▸ Your instructions: Extract the text of each entry below exactly, leaving every image behind.

▸ Data extract:
• • •

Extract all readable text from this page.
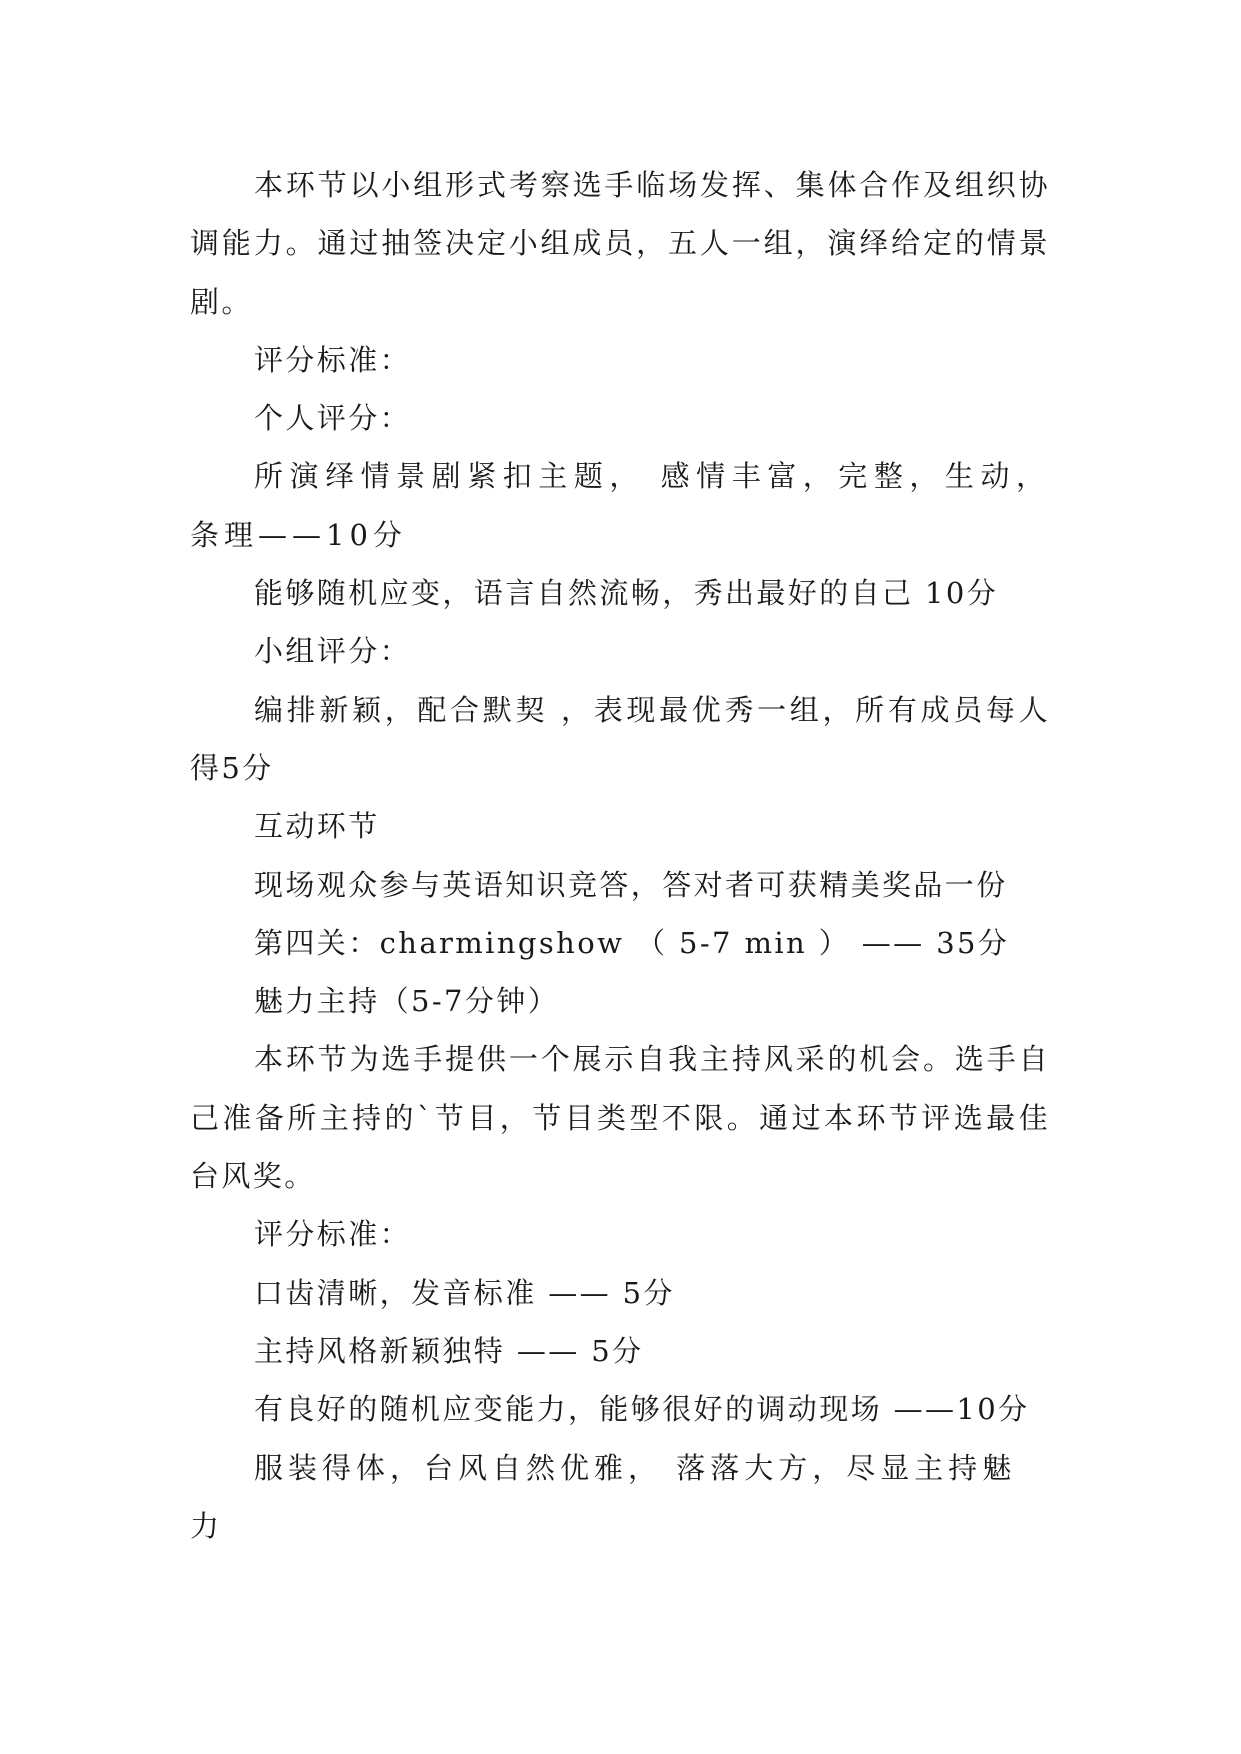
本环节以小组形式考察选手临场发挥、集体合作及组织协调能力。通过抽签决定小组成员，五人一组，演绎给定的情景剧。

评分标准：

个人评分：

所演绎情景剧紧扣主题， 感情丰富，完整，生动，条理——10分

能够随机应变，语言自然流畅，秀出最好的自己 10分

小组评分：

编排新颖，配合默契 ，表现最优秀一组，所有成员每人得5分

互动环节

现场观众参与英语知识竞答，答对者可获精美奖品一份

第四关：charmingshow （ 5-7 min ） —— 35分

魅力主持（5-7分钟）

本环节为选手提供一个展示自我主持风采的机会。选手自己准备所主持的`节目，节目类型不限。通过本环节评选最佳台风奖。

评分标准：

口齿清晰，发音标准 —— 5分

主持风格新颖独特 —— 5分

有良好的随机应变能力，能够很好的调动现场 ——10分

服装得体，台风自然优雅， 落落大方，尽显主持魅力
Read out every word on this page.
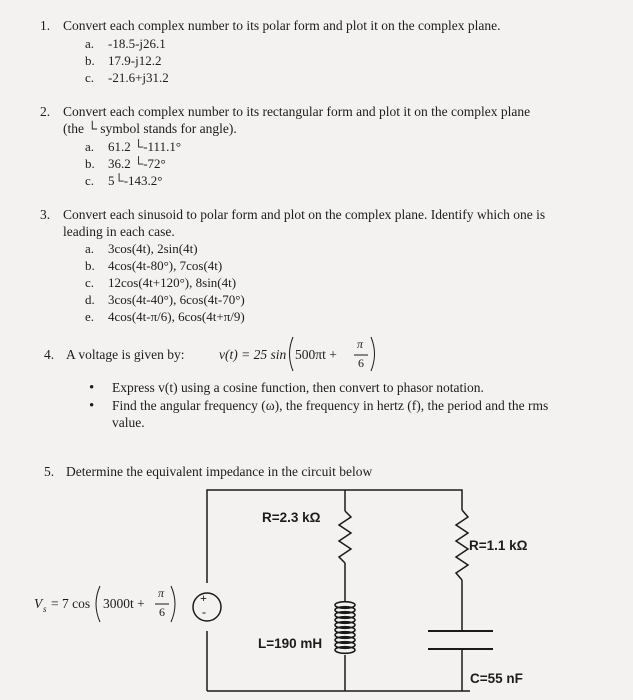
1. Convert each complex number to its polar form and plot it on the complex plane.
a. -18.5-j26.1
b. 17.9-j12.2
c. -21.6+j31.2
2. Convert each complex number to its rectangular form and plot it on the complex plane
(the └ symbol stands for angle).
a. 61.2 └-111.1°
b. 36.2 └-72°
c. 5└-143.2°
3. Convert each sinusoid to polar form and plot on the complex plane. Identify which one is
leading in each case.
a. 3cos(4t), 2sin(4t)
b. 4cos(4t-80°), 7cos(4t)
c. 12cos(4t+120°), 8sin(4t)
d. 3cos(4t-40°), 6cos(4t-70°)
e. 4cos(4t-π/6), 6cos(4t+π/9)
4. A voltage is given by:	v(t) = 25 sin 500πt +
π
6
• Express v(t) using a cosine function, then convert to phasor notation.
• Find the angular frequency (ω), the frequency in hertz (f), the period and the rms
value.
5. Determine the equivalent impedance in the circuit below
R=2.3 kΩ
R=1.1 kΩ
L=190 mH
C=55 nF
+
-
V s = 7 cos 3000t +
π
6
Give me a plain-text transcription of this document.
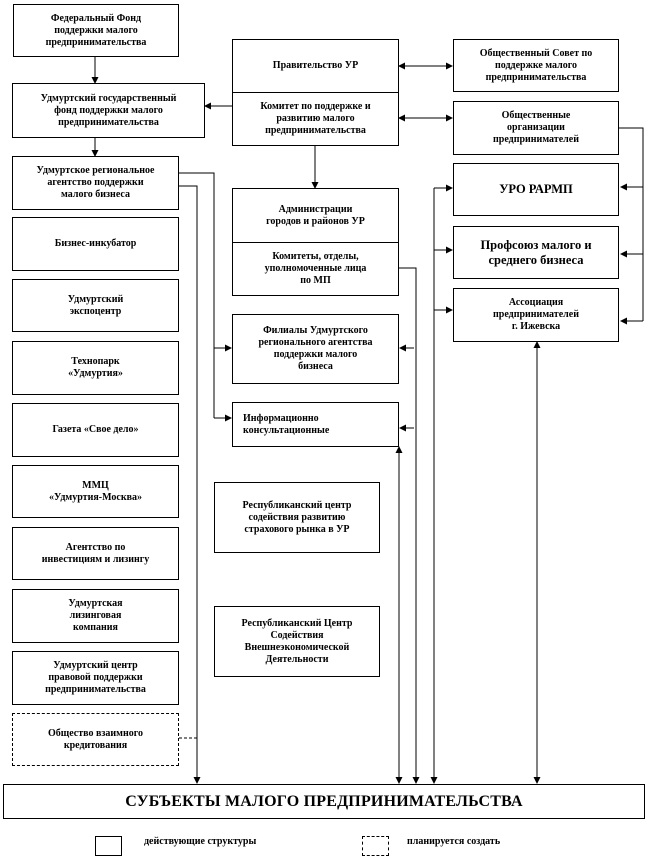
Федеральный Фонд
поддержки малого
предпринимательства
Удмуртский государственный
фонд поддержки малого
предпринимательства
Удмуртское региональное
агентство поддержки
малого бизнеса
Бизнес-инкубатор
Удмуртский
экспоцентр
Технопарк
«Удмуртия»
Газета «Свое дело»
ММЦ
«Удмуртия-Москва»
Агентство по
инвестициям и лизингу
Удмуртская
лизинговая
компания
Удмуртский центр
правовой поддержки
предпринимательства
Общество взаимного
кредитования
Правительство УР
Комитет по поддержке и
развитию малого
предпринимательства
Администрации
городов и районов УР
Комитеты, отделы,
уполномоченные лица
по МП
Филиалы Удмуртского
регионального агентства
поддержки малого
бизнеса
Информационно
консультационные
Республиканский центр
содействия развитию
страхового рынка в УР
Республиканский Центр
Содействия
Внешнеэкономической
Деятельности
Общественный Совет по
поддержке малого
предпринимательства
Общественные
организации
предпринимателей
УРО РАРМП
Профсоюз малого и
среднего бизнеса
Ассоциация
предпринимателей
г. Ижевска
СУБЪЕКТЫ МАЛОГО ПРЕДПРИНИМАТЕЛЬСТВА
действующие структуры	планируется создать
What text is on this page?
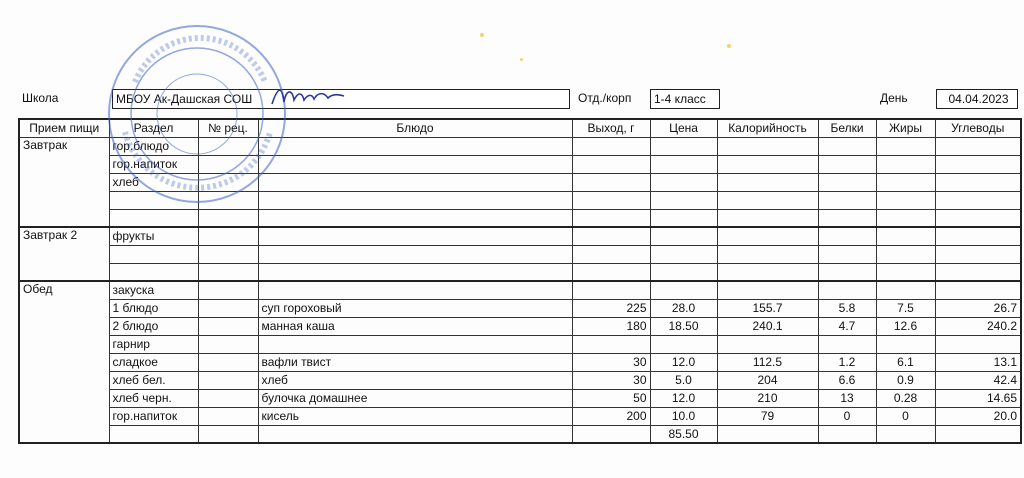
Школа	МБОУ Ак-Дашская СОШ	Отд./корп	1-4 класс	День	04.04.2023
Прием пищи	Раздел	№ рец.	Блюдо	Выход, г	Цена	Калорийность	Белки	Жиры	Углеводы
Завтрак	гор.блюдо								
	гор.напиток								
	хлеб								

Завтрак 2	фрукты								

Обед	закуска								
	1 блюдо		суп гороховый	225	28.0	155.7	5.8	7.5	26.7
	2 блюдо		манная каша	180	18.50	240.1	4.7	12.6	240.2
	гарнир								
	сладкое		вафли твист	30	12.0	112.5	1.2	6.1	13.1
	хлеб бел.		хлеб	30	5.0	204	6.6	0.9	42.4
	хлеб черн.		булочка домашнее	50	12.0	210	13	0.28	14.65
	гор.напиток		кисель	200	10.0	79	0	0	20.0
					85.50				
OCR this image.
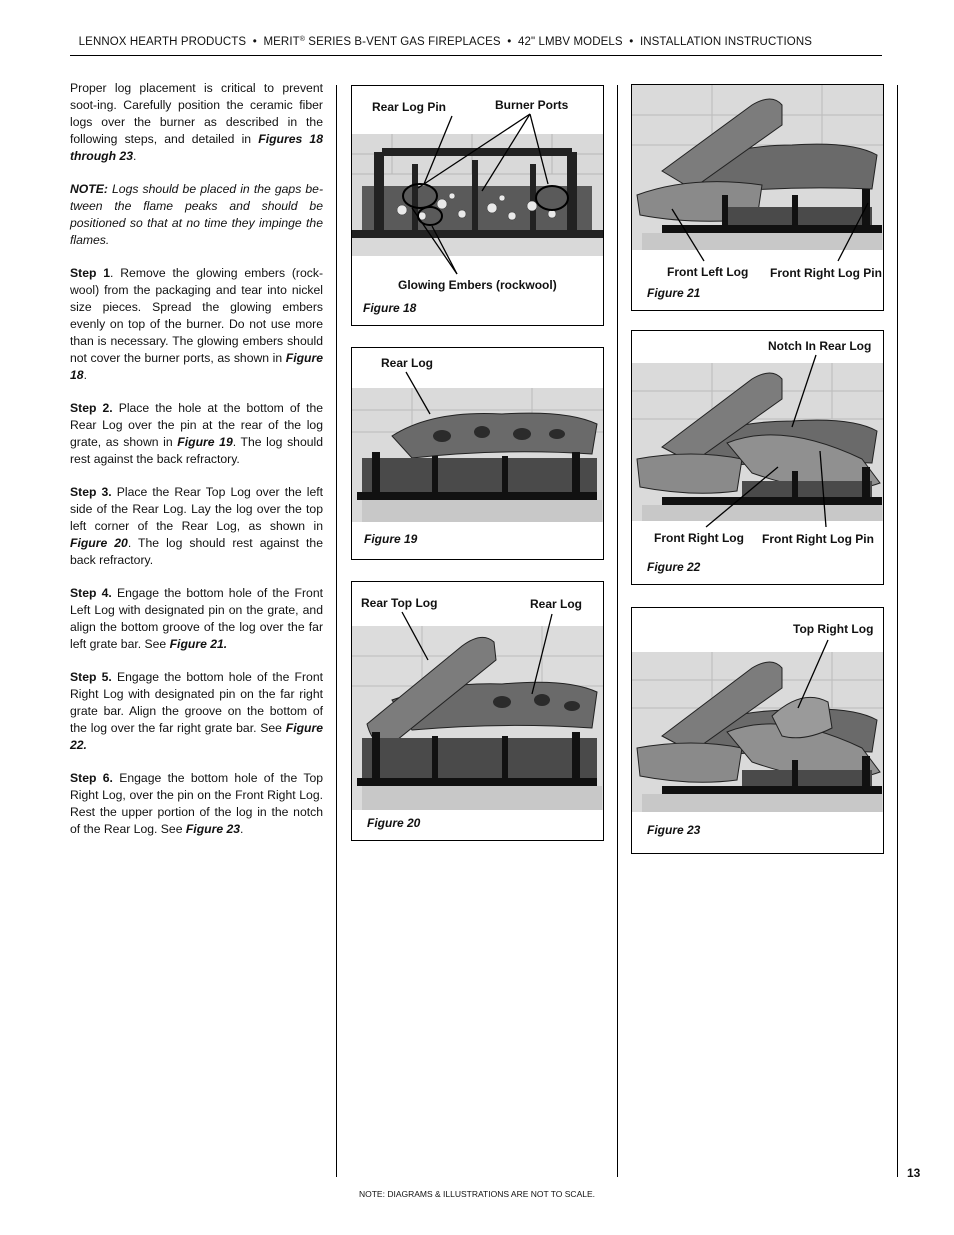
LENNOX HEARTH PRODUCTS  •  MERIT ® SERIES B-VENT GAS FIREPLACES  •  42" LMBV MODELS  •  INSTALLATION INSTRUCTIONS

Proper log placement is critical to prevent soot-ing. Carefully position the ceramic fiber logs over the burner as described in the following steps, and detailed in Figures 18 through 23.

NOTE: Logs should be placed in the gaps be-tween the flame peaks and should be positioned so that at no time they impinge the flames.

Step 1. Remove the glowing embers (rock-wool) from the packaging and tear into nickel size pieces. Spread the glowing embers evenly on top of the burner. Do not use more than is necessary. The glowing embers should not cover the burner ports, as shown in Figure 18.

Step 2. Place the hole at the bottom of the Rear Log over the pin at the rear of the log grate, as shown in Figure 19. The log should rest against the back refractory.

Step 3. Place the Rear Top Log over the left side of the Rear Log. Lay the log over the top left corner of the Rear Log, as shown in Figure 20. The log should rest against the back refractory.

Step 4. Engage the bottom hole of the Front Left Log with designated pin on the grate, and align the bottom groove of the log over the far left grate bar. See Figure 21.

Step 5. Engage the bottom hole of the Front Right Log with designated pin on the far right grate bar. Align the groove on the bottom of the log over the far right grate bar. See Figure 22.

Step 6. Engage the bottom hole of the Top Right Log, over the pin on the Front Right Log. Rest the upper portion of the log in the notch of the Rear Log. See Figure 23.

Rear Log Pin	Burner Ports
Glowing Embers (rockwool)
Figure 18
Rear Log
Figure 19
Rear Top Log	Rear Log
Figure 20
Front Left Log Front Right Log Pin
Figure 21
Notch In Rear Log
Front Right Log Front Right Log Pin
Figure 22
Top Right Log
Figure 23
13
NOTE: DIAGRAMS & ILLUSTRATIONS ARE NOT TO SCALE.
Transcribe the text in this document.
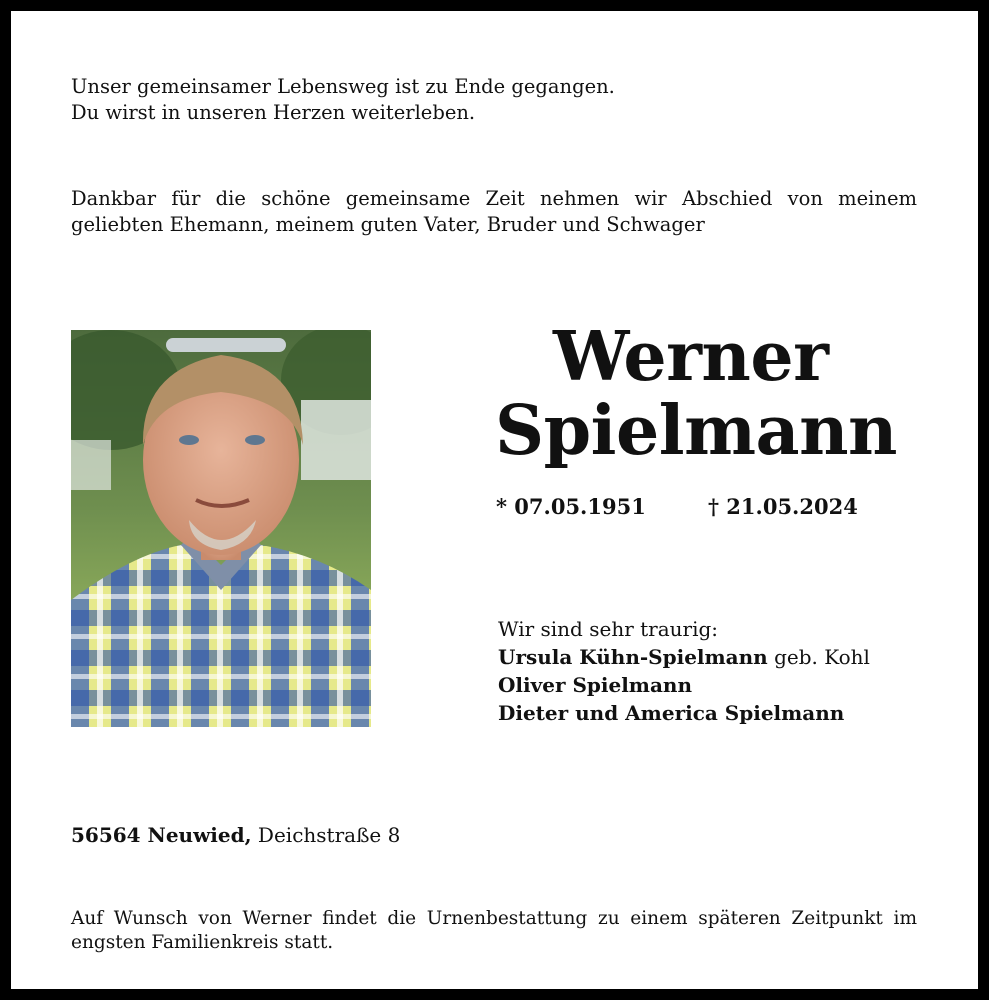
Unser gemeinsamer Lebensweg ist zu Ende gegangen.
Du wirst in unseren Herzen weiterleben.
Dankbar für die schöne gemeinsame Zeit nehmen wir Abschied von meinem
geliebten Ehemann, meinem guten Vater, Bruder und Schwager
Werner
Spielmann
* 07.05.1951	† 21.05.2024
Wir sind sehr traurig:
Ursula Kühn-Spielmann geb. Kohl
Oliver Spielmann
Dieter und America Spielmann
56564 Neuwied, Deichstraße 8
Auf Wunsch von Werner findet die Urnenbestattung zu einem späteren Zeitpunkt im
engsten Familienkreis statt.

• • •

▸ Reply to the exercise:
Extract all readable text from this page.
本环节以小组形式考察选手临场发挥、集体合作及组织协调能力。通过抽签决定小组成员，五人一组，演绎给定的情景剧。

评分标准：

个人评分：

所演绎情景剧紧扣主题， 感情丰富，完整，生动，条理——10分

能够随机应变，语言自然流畅，秀出最好的自己 10分

小组评分：

编排新颖，配合默契 ，表现最优秀一组，所有成员每人得5分

互动环节

现场观众参与英语知识竞答，答对者可获精美奖品一份

第四关：charmingshow （ 5-7 min ） —— 35分

魅力主持（5-7分钟）

本环节为选手提供一个展示自我主持风采的机会。选手自己准备所主持的`节目，节目类型不限。通过本环节评选最佳台风奖。

评分标准：

口齿清晰，发音标准 —— 5分

主持风格新颖独特 —— 5分

有良好的随机应变能力，能够很好的调动现场 ——10分

服装得体，台风自然优雅， 落落大方，尽显主持魅力
Read out every word on this page.
1. Convert each complex number to its polar form and plot it on the complex plane.
a. -18.5-j26.1
b. 17.9-j12.2
c. -21.6+j31.2
2. Convert each complex number to its rectangular form and plot it on the complex plane
(the └ symbol stands for angle).
a. 61.2 └-111.1°
b. 36.2 └-72°
c. 5└-143.2°
3. Convert each sinusoid to polar form and plot on the complex plane. Identify which one is
leading in each case.
a. 3cos(4t), 2sin(4t)
b. 4cos(4t-80°), 7cos(4t)
c. 12cos(4t+120°), 8sin(4t)
d. 3cos(4t-40°), 6cos(4t-70°)
e. 4cos(4t-π/6), 6cos(4t+π/9)
4. A voltage is given by:	v(t) = 25 sin 500πt +
π
6
• Express v(t) using a cosine function, then convert to phasor notation.
• Find the angular frequency (ω), the frequency in hertz (f), the period and the rms
value.
5. Determine the equivalent impedance in the circuit below
R=2.3 kΩ
R=1.1 kΩ
L=190 mH
C=55 nF
+
-
V s = 7 cos 3000t +
π
6
Give me a plain-text transcription of this document.
Федеральный Фонд
поддержки малого
предпринимательства
Удмуртский государственный
фонд поддержки малого
предпринимательства
Удмуртское региональное
агентство поддержки
малого бизнеса
Бизнес-инкубатор
Удмуртский
экспоцентр
Технопарк
«Удмуртия»
Газета «Свое дело»
ММЦ
«Удмуртия-Москва»
Агентство по
инвестициям и лизингу
Удмуртская
лизинговая
компания
Удмуртский центр
правовой поддержки
предпринимательства
Общество взаимного
кредитования
Правительство УР
Комитет по поддержке и
развитию малого
предпринимательства
Администрации
городов и районов УР
Комитеты, отделы,
уполномоченные лица
по МП
Филиалы Удмуртского
регионального агентства
поддержки малого
бизнеса
Информационно
консультационные
Республиканский центр
содействия развитию
страхового рынка в УР
Республиканский Центр
Содействия
Внешнеэкономической
Деятельности
Общественный Совет по
поддержке малого
предпринимательства
Общественные
организации
предпринимателей
УРО РАРМП
Профсоюз малого и
среднего бизнеса
Ассоциация
предпринимателей
г. Ижевска
СУБЪЕКТЫ МАЛОГО ПРЕДПРИНИМАТЕЛЬСТВА
действующие структуры	планируется создать
What text is on this page?
Школа	МБОУ Ак-Дашская СОШ	Отд./корп	1-4 класс	День	04.04.2023
Прием пищи	Раздел	№ рец.	Блюдо	Выход, г	Цена	Калорийность	Белки	Жиры	Углеводы
Завтрак	гор.блюдо								
	гор.напиток								
	хлеб								

Завтрак 2	фрукты								

Обед	закуска								
	1 блюдо		суп гороховый	225	28.0	155.7	5.8	7.5	26.7
	2 блюдо		манная каша	180	18.50	240.1	4.7	12.6	240.2
	гарнир								
	сладкое		вафли твист	30	12.0	112.5	1.2	6.1	13.1
	хлеб бел.		хлеб	30	5.0	204	6.6	0.9	42.4
	хлеб черн.		булочка домашнее	50	12.0	210	13	0.28	14.65
	гор.напиток		кисель	200	10.0	79	0	0	20.0
					85.50				
OCR this image.
LENNOX HEARTH PRODUCTS  •  MERIT ® SERIES B-VENT GAS FIREPLACES  •  42" LMBV MODELS  •  INSTALLATION INSTRUCTIONS

Proper log placement is critical to prevent soot-ing. Carefully position the ceramic fiber logs over the burner as described in the following steps, and detailed in Figures 18 through 23.

NOTE: Logs should be placed in the gaps be-tween the flame peaks and should be positioned so that at no time they impinge the flames.

Step 1. Remove the glowing embers (rock-wool) from the packaging and tear into nickel size pieces. Spread the glowing embers evenly on top of the burner. Do not use more than is necessary. The glowing embers should not cover the burner ports, as shown in Figure 18.

Step 2. Place the hole at the bottom of the Rear Log over the pin at the rear of the log grate, as shown in Figure 19. The log should rest against the back refractory.

Step 3. Place the Rear Top Log over the left side of the Rear Log. Lay the log over the top left corner of the Rear Log, as shown in Figure 20. The log should rest against the back refractory.

Step 4. Engage the bottom hole of the Front Left Log with designated pin on the grate, and align the bottom groove of the log over the far left grate bar. See Figure 21.

Step 5. Engage the bottom hole of the Front Right Log with designated pin on the far right grate bar. Align the groove on the bottom of the log over the far right grate bar. See Figure 22.

Step 6. Engage the bottom hole of the Top Right Log, over the pin on the Front Right Log. Rest the upper portion of the log in the notch of the Rear Log. See Figure 23.

Rear Log Pin	Burner Ports
Glowing Embers (rockwool)
Figure 18
Rear Log
Figure 19
Rear Top Log	Rear Log
Figure 20
Front Left Log Front Right Log Pin
Figure 21
Notch In Rear Log
Front Right Log Front Right Log Pin
Figure 22
Top Right Log
Figure 23
13
NOTE: DIAGRAMS & ILLUSTRATIONS ARE NOT TO SCALE.
Transcribe the text in this document.
Unser gemeinsamer Lebensweg ist zu Ende gegangen.
Du wirst in unseren Herzen weiterleben.
Dankbar für die schöne gemeinsame Zeit nehmen wir Abschied von meinem
geliebten Ehemann, meinem guten Vater, Bruder und Schwager
Werner
Spielmann
* 07.05.1951	† 21.05.2024
Wir sind sehr traurig:
Ursula Kühn-Spielmann geb. Kohl
Oliver Spielmann
Dieter und America Spielmann
56564 Neuwied, Deichstraße 8
Auf Wunsch von Werner findet die Urnenbestattung zu einem späteren Zeitpunkt im
engsten Familienkreis statt.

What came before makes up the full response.